DIRECTION -> Repeat the entire listing exactly as written.

[Stored data]
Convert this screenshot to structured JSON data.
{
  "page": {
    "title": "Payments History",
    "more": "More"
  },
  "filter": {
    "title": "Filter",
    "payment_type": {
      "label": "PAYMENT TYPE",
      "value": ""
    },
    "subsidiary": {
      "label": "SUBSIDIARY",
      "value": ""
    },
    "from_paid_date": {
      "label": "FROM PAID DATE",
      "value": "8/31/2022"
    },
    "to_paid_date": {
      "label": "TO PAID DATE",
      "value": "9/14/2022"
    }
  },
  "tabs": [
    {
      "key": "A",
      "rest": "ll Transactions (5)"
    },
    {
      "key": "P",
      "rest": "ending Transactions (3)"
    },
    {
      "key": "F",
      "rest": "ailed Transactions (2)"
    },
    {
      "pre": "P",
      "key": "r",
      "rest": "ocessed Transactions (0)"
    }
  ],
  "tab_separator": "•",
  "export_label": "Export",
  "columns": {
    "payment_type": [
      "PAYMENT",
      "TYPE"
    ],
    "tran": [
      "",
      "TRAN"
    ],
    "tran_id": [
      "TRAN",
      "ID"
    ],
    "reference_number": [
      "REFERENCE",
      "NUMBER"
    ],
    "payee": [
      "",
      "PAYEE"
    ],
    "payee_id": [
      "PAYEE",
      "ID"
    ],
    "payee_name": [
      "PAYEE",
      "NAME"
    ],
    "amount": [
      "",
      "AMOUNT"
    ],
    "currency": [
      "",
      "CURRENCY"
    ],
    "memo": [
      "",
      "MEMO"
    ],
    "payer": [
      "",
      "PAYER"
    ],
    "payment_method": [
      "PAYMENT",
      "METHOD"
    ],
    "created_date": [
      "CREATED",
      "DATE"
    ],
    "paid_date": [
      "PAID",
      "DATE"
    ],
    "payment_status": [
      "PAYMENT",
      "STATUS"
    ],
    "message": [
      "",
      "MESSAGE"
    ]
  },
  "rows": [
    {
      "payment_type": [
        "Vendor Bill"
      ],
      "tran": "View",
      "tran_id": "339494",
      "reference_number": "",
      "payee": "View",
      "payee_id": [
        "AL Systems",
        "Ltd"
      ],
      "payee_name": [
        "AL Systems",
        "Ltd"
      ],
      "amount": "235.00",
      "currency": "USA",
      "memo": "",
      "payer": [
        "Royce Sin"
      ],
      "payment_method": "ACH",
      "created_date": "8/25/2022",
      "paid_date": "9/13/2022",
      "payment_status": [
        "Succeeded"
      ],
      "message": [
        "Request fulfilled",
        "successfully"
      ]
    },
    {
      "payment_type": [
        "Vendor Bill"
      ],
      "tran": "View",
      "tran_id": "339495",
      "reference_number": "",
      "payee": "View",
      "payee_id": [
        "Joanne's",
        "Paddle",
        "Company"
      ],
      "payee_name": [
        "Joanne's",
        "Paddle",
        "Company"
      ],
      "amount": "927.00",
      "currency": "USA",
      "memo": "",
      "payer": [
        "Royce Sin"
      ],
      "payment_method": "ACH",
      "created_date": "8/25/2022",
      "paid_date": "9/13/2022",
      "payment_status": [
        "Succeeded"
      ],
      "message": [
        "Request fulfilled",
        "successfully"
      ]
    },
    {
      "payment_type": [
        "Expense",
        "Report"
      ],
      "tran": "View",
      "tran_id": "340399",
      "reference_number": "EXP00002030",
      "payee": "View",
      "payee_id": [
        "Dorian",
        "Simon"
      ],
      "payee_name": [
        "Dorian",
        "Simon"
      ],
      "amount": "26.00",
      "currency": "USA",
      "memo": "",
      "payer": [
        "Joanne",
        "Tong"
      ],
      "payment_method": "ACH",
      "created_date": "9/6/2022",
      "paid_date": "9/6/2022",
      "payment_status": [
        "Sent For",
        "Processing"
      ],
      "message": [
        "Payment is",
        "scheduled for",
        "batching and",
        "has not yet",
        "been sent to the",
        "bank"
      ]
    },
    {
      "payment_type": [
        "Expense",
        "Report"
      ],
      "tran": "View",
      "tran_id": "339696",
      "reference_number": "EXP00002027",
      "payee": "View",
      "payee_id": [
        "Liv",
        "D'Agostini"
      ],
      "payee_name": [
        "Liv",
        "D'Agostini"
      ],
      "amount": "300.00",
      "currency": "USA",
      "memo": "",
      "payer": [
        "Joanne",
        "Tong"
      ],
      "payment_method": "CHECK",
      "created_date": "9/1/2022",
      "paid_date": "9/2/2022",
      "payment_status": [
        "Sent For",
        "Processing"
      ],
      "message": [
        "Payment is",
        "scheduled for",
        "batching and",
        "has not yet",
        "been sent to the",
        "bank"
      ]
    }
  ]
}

RESPONSE FOR THIS EXERCISE ->
Convert this screenshot to structured JSON data.
{
  "page": {
    "title": "Payments History",
    "more": "More"
  },
  "filter": {
    "title": "Filter",
    "payment_type": {
      "label": "PAYMENT TYPE",
      "value": ""
    },
    "subsidiary": {
      "label": "SUBSIDIARY",
      "value": ""
    },
    "from_paid_date": {
      "label": "FROM PAID DATE",
      "value": "8/31/2022"
    },
    "to_paid_date": {
      "label": "TO PAID DATE",
      "value": "9/14/2022"
    }
  },
  "tabs": [
    {
      "key": "A",
      "rest": "ll Transactions (5)"
    },
    {
      "key": "P",
      "rest": "ending Transactions (3)"
    },
    {
      "key": "F",
      "rest": "ailed Transactions (2)"
    },
    {
      "pre": "P",
      "key": "r",
      "rest": "ocessed Transactions (0)"
    }
  ],
  "tab_separator": "•",
  "export_label": "Export",
  "columns": {
    "payment_type": [
      "PAYMENT",
      "TYPE"
    ],
    "tran": [
      "",
      "TRAN"
    ],
    "tran_id": [
      "TRAN",
      "ID"
    ],
    "reference_number": [
      "REFERENCE",
      "NUMBER"
    ],
    "payee": [
      "",
      "PAYEE"
    ],
    "payee_id": [
      "PAYEE",
      "ID"
    ],
    "payee_name": [
      "PAYEE",
      "NAME"
    ],
    "amount": [
      "",
      "AMOUNT"
    ],
    "currency": [
      "",
      "CURRENCY"
    ],
    "memo": [
      "",
      "MEMO"
    ],
    "payer": [
      "",
      "PAYER"
    ],
    "payment_method": [
      "PAYMENT",
      "METHOD"
    ],
    "created_date": [
      "CREATED",
      "DATE"
    ],
    "paid_date": [
      "PAID",
      "DATE"
    ],
    "payment_status": [
      "PAYMENT",
      "STATUS"
    ],
    "message": [
      "",
      "MESSAGE"
    ]
  },
  "rows": [
    {
      "payment_type": [
        "Vendor Bill"
      ],
      "tran": "View",
      "tran_id": "339494",
      "reference_number": "",
      "payee": "View",
      "payee_id": [
        "AL Systems",
        "Ltd"
      ],
      "payee_name": [
        "AL Systems",
        "Ltd"
      ],
      "amount": "235.00",
      "currency": "USA",
      "memo": "",
      "payer": [
        "Royce Sin"
      ],
      "payment_method": "ACH",
      "created_date": "8/25/2022",
      "paid_date": "9/13/2022",
      "payment_status": [
        "Succeeded"
      ],
      "message": [
        "Request fulfilled",
        "successfully"
      ]
    },
    {
      "payment_type": [
        "Vendor Bill"
      ],
      "tran": "View",
      "tran_id": "339495",
      "reference_number": "",
      "payee": "View",
      "payee_id": [
        "Joanne's",
        "Paddle",
        "Company"
      ],
      "payee_name": [
        "Joanne's",
        "Paddle",
        "Company"
      ],
      "amount": "927.00",
      "currency": "USA",
      "memo": "",
      "payer": [
        "Royce Sin"
      ],
      "payment_method": "ACH",
      "created_date": "8/25/2022",
      "paid_date": "9/13/2022",
      "payment_status": [
        "Succeeded"
      ],
      "message": [
        "Request fulfilled",
        "successfully"
      ]
    },
    {
      "payment_type": [
        "Expense",
        "Report"
      ],
      "tran": "View",
      "tran_id": "340399",
      "reference_number": "EXP00002030",
      "payee": "View",
      "payee_id": [
        "Dorian",
        "Simon"
      ],
      "payee_name": [
        "Dorian",
        "Simon"
      ],
      "amount": "26.00",
      "currency": "USA",
      "memo": "",
      "payer": [
        "Joanne",
        "Tong"
      ],
      "payment_method": "ACH",
      "created_date": "9/6/2022",
      "paid_date": "9/6/2022",
      "payment_status": [
        "Sent For",
        "Processing"
      ],
      "message": [
        "Payment is",
        "scheduled for",
        "batching and",
        "has not yet",
        "been sent to the",
        "bank"
      ]
    },
    {
      "payment_type": [
        "Expense",
        "Report"
      ],
      "tran": "View",
      "tran_id": "339696",
      "reference_number": "EXP00002027",
      "payee": "View",
      "payee_id": [
        "Liv",
        "D'Agostini"
      ],
      "payee_name": [
        "Liv",
        "D'Agostini"
      ],
      "amount": "300.00",
      "currency": "USA",
      "memo": "",
      "payer": [
        "Joanne",
        "Tong"
      ],
      "payment_method": "CHECK",
      "created_date": "9/1/2022",
      "paid_date": "9/2/2022",
      "payment_status": [
        "Sent For",
        "Processing"
      ],
      "message": [
        "Payment is",
        "scheduled for",
        "batching and",
        "has not yet",
        "been sent to the",
        "bank"
      ]
    }
  ]
}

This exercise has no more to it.